Tally the lines that contain "document" and report the total alone.
--
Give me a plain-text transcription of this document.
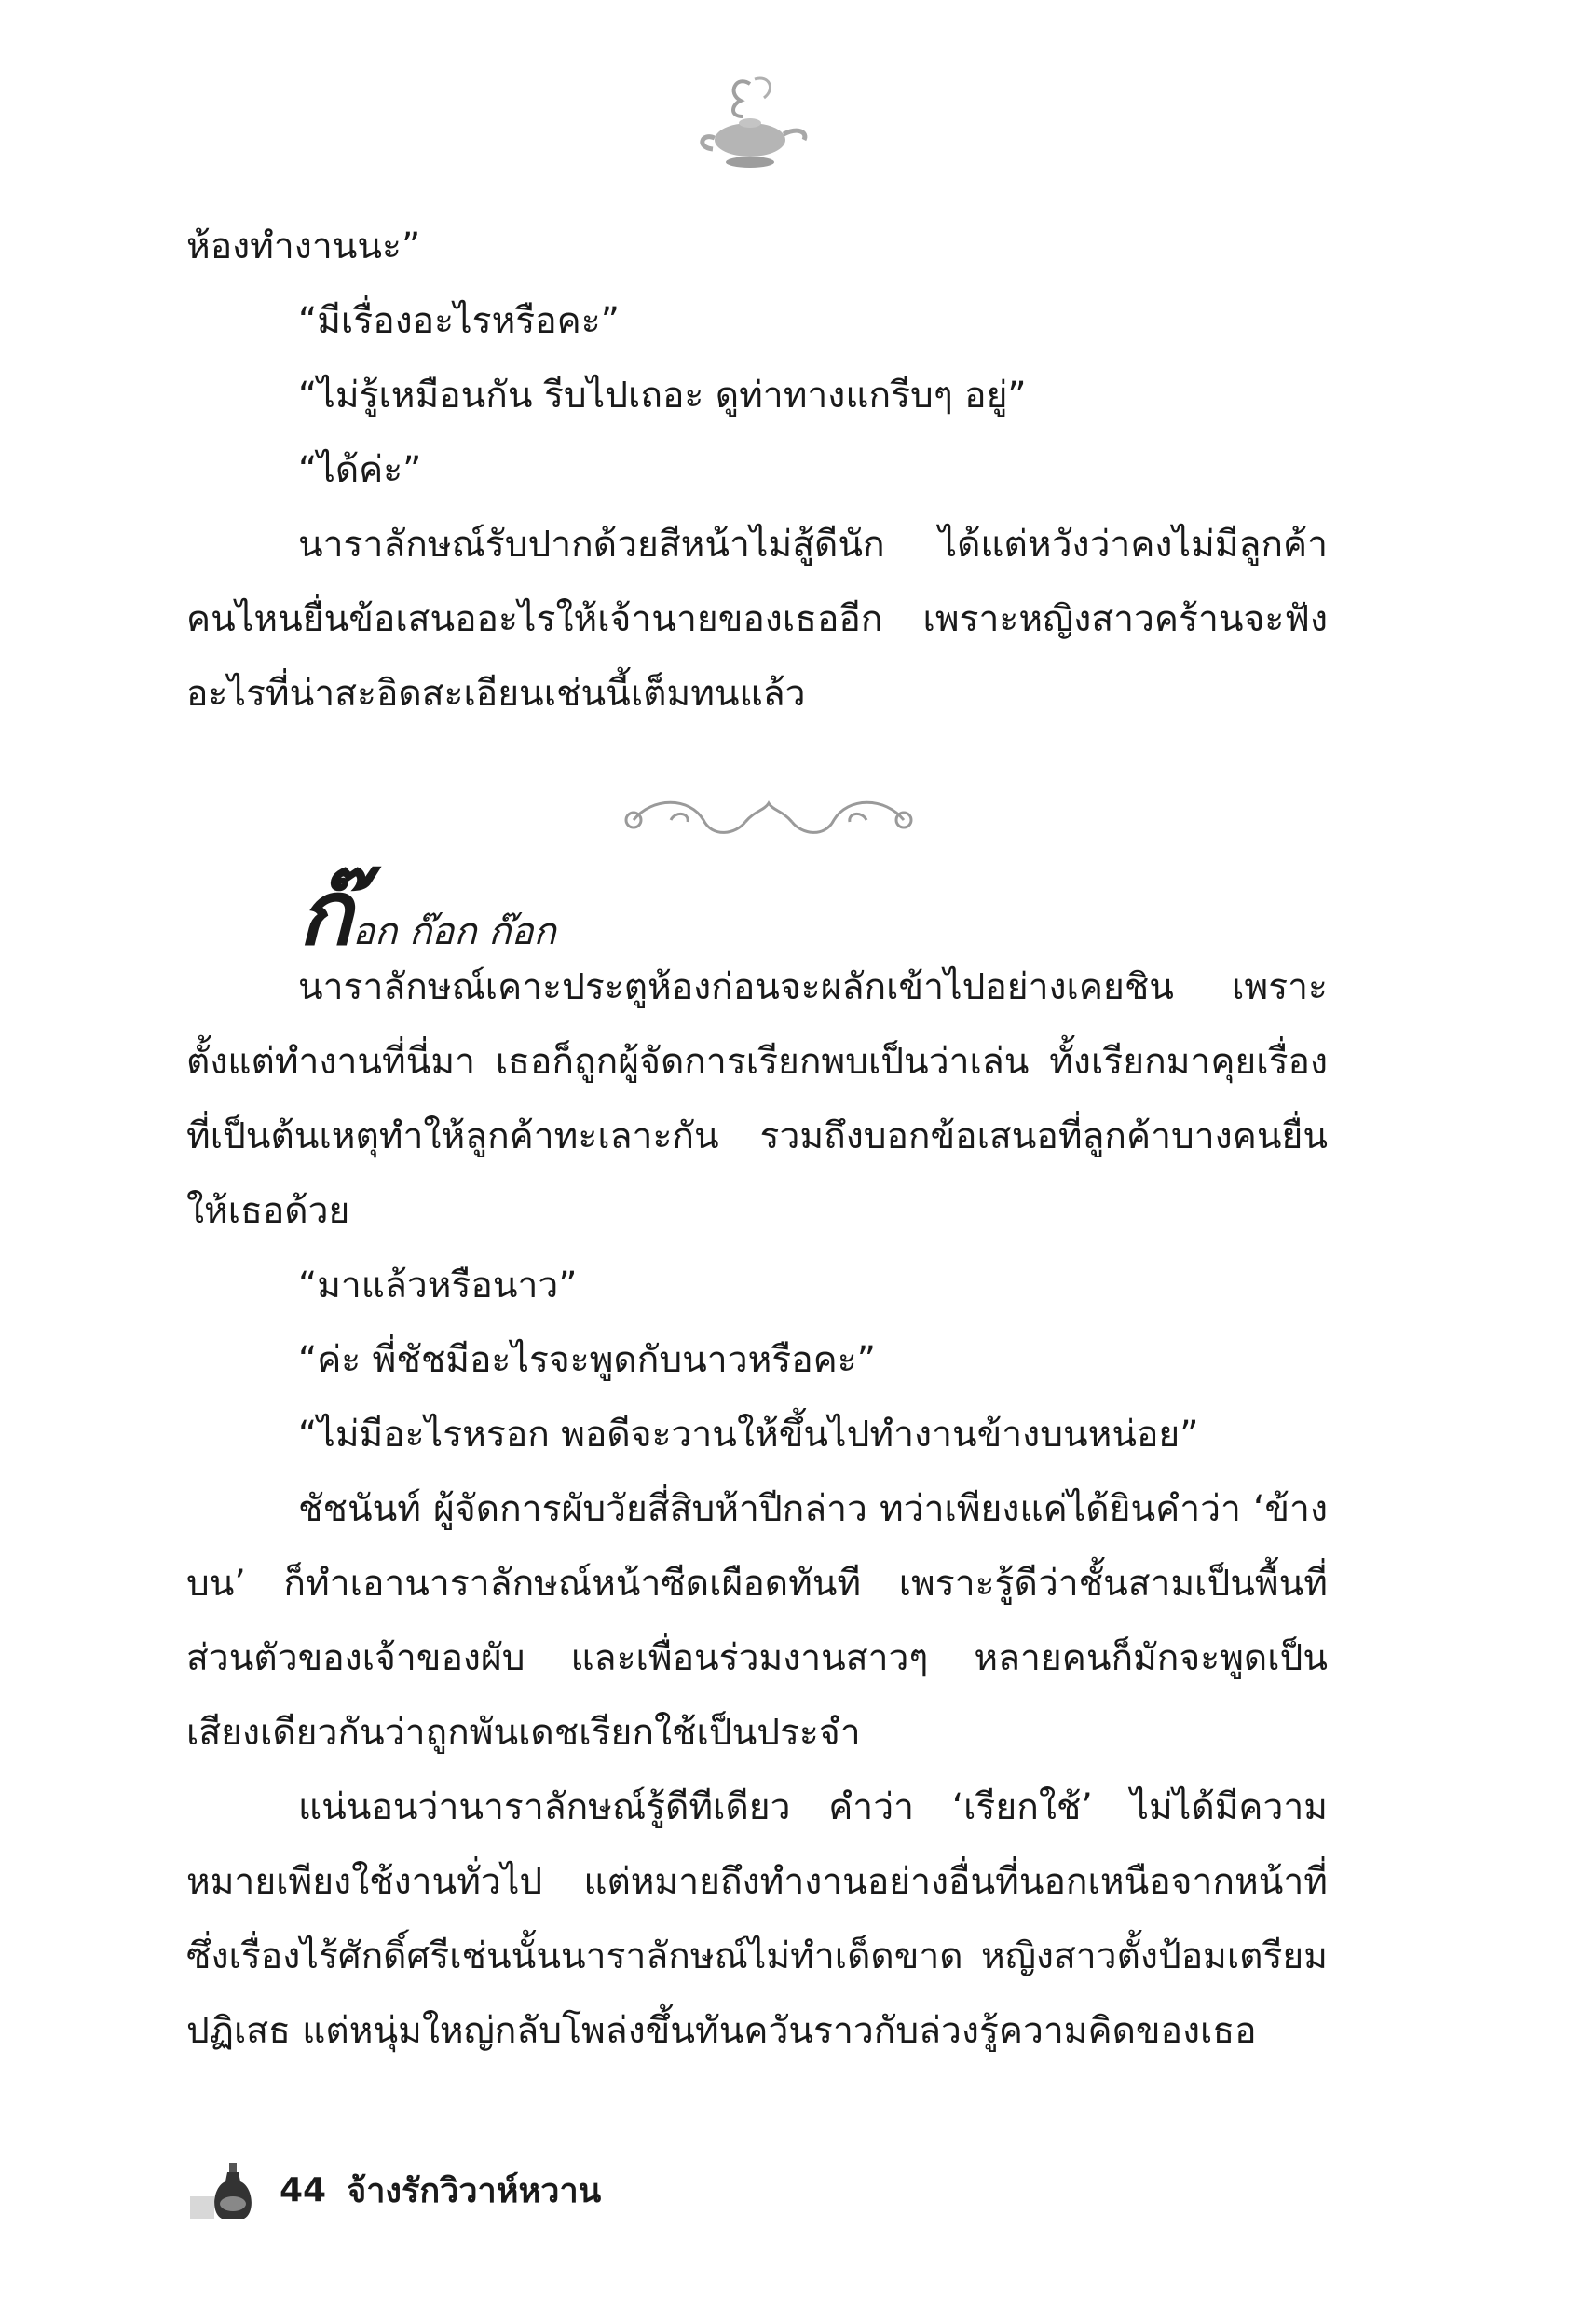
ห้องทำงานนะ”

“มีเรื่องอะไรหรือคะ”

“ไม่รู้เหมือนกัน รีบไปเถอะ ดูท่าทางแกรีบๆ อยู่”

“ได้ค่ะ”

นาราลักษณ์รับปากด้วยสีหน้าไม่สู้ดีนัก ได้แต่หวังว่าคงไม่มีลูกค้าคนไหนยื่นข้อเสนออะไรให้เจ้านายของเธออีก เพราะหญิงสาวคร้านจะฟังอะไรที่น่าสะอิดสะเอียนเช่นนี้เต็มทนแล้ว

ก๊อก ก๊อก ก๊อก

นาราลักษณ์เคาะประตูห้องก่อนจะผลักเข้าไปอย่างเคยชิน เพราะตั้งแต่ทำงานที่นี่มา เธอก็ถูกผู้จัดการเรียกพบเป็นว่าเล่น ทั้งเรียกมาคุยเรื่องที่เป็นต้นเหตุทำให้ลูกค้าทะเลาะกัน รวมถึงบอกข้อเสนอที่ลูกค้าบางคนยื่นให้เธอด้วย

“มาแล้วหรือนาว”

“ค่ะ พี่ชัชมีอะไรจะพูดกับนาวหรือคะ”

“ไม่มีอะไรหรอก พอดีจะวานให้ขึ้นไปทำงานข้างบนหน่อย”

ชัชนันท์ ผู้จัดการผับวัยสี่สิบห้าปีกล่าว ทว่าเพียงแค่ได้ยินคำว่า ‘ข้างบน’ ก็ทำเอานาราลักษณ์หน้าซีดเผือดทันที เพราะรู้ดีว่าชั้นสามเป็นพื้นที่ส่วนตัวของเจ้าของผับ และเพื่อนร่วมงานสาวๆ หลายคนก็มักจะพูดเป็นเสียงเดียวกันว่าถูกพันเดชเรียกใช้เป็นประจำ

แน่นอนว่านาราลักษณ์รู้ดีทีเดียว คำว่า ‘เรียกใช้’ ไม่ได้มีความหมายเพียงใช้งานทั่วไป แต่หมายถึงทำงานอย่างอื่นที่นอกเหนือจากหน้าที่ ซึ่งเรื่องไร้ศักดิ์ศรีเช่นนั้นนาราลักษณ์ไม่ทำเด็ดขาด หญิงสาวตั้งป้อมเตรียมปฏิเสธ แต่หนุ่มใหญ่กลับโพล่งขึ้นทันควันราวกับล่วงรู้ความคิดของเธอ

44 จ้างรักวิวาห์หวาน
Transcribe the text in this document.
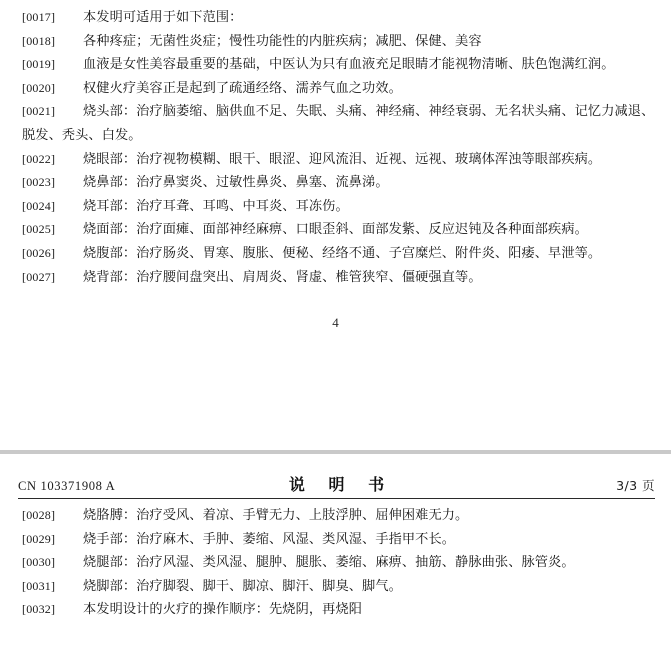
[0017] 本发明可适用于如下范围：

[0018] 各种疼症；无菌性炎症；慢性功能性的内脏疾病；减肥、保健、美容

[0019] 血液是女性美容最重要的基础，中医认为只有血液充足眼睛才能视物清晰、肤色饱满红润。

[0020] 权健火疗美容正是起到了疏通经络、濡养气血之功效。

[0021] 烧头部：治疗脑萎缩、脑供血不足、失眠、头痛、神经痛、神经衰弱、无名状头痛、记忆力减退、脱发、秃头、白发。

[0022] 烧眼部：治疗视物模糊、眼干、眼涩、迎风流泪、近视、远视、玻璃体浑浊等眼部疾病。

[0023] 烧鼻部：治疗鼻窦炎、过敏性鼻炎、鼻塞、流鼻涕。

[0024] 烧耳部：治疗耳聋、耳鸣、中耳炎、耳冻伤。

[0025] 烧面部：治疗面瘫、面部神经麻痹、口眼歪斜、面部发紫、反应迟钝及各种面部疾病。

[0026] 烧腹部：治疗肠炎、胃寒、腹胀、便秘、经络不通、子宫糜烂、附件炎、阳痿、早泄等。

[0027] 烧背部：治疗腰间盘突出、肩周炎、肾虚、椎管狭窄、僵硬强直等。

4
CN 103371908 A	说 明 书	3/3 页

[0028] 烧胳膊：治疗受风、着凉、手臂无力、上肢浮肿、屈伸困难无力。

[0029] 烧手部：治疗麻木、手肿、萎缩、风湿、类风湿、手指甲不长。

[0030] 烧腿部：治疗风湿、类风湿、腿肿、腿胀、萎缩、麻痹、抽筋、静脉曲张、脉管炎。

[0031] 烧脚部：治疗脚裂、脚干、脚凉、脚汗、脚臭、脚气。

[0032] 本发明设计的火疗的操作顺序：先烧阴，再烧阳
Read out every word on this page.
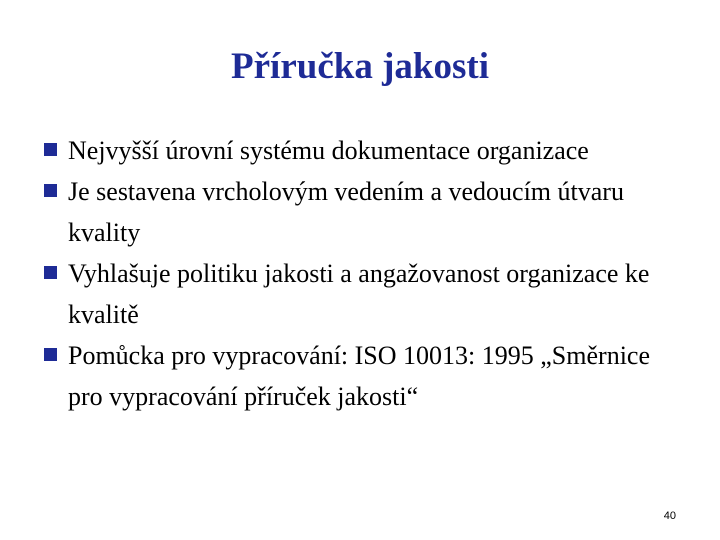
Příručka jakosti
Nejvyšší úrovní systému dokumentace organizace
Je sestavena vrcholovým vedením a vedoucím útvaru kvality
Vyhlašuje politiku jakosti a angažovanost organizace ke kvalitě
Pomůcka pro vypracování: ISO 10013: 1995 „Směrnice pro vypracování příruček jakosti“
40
--
• _COMPLETE ANSWER_
2